* **TASK DIRECTIONS**: Extract the listing in its entirety, keeping each line identical to the original.

•••

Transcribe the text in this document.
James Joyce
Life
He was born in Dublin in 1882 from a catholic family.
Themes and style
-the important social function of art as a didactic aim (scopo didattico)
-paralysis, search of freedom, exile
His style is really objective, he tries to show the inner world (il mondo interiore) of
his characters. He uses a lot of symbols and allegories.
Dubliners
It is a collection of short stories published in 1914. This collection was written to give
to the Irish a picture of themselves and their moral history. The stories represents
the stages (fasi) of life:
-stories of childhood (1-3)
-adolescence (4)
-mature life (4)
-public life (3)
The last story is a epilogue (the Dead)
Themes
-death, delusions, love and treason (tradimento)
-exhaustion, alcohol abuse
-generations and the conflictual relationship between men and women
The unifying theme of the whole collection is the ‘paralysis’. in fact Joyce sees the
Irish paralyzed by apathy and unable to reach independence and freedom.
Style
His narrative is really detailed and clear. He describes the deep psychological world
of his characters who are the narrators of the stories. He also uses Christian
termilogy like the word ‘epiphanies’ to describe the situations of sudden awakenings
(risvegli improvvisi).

•••

* **COMPLETE RESPONSE**:
Transcribe the text in this document.
James Joyce
Life
He was born in Dublin in 1882 from a catholic family.
Themes and style
-the important social function of art as a didactic aim (scopo didattico)
-paralysis, search of freedom, exile
His style is really objective, he tries to show the inner world (il mondo interiore) of
his characters. He uses a lot of symbols and allegories.
Dubliners
It is a collection of short stories published in 1914. This collection was written to give
to the Irish a picture of themselves and their moral history. The stories represents
the stages (fasi) of life:
-stories of childhood (1-3)
-adolescence (4)
-mature life (4)
-public life (3)
The last story is a epilogue (the Dead)
Themes
-death, delusions, love and treason (tradimento)
-exhaustion, alcohol abuse
-generations and the conflictual relationship between men and women
The unifying theme of the whole collection is the ‘paralysis’. in fact Joyce sees the
Irish paralyzed by apathy and unable to reach independence and freedom.
Style
His narrative is really detailed and clear. He describes the deep psychological world
of his characters who are the narrators of the stories. He also uses Christian
termilogy like the word ‘epiphanies’ to describe the situations of sudden awakenings
(risvegli improvvisi).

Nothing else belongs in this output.